- _Exercise prompt_
Among the records below, find each line that includes the string "data" and copy it.
* START *
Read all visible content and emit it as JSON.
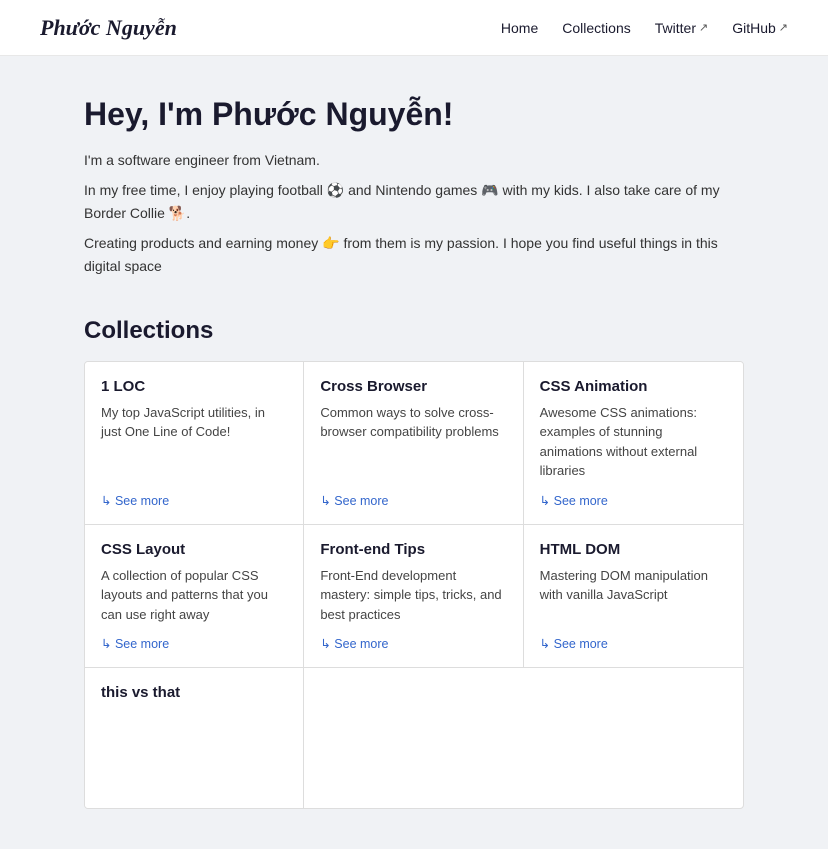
{
  "nav": {
    "logo": "Phước Nguyễn",
    "links": [
      {
        "label": "Home",
        "href": "#",
        "external": false
      },
      {
        "label": "Collections",
        "href": "#",
        "external": false
      },
      {
        "label": "Twitter",
        "href": "#",
        "external": true
      },
      {
        "label": "GitHub",
        "href": "#",
        "external": true
      }
    ]
  },
  "hero": {
    "heading": "Hey, I'm Phước Nguyễn!",
    "paragraphs": [
      "I'm a software engineer from Vietnam.",
      "In my free time, I enjoy playing football ⚽ and Nintendo games 🎮 with my kids. I also take care of my Border Collie 🐕.",
      "Creating products and earning money 👉 from them is my passion. I hope you find useful things in this digital space"
    ]
  },
  "collections": {
    "section_title": "Collections",
    "items": [
      {
        "title": "1 LOC",
        "description": "My top JavaScript utilities, in just One Line of Code!",
        "see_more": "↳ See more"
      },
      {
        "title": "Cross Browser",
        "description": "Common ways to solve cross-browser compatibility problems",
        "see_more": "↳ See more"
      },
      {
        "title": "CSS Animation",
        "description": "Awesome CSS animations: examples of stunning animations without external libraries",
        "see_more": "↳ See more"
      },
      {
        "title": "CSS Layout",
        "description": "A collection of popular CSS layouts and patterns that you can use right away",
        "see_more": "↳ See more"
      },
      {
        "title": "Front-end Tips",
        "description": "Front-End development mastery: simple tips, tricks, and best practices",
        "see_more": "↳ See more"
      },
      {
        "title": "HTML DOM",
        "description": "Mastering DOM manipulation with vanilla JavaScript",
        "see_more": "↳ See more"
      },
      {
        "title": "this vs that",
        "description": "",
        "see_more": ""
      }
    ]
  }
}
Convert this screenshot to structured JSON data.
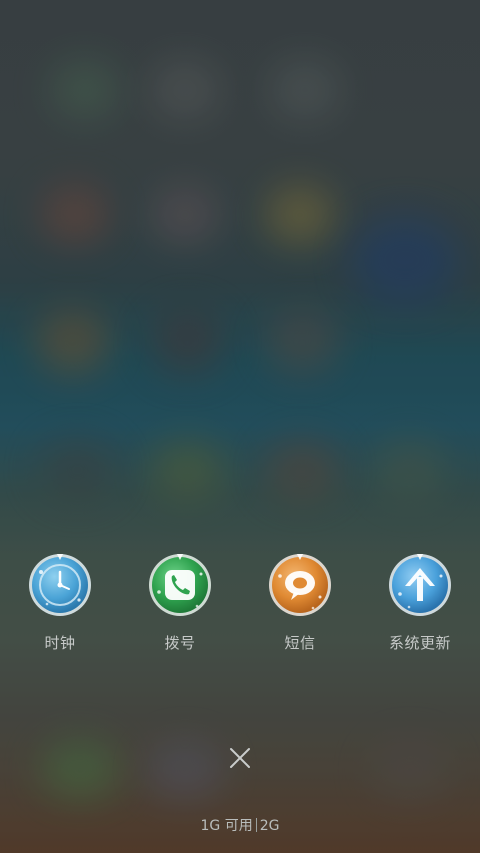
{
  "shortcuts": [
    {
      "label": "时钟",
      "icon": "clock-icon",
      "color": "#4aa3d6"
    },
    {
      "label": "拨号",
      "icon": "phone-icon",
      "color": "#2fa34f"
    },
    {
      "label": "短信",
      "icon": "message-icon",
      "color": "#e08a33"
    },
    {
      "label": "系统更新",
      "icon": "update-arrow-icon",
      "color": "#4aa1db"
    }
  ],
  "memory": {
    "available": "1G 可用",
    "total": "2G"
  },
  "colors": {
    "label_text": "#c6c9c8",
    "close_icon": "#c9cccb"
  }
}
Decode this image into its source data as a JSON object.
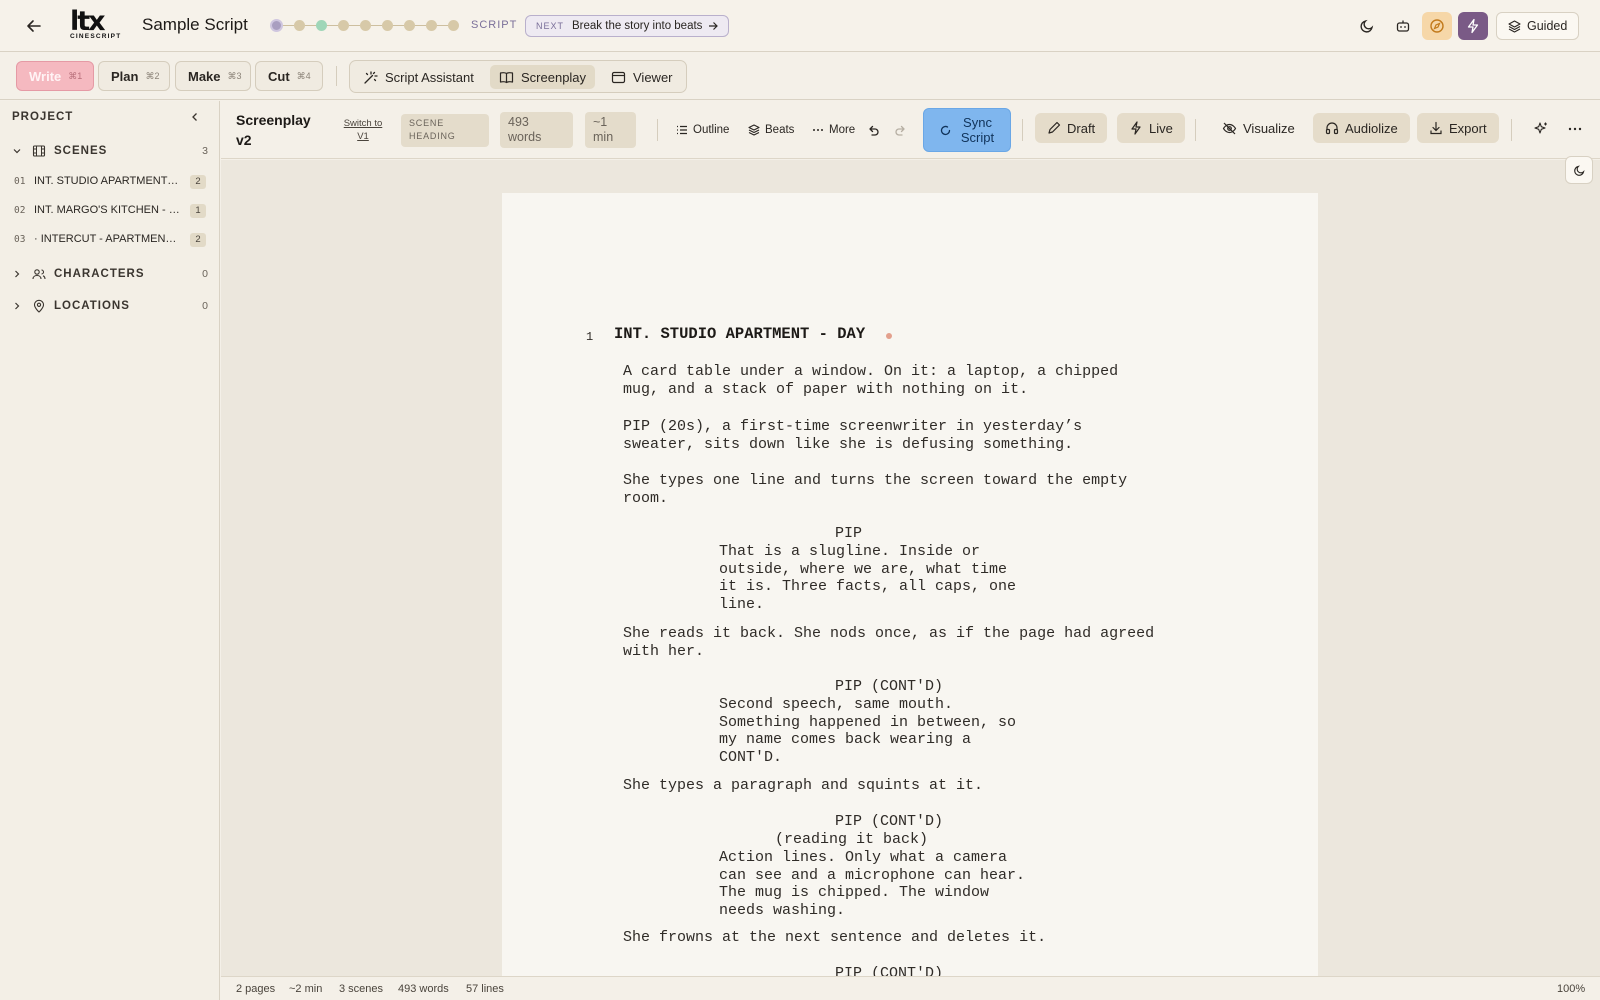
* END *
- _Answer_
Convert this screenshot to structured JSON data.
Decode this image into its source data as a JSON object.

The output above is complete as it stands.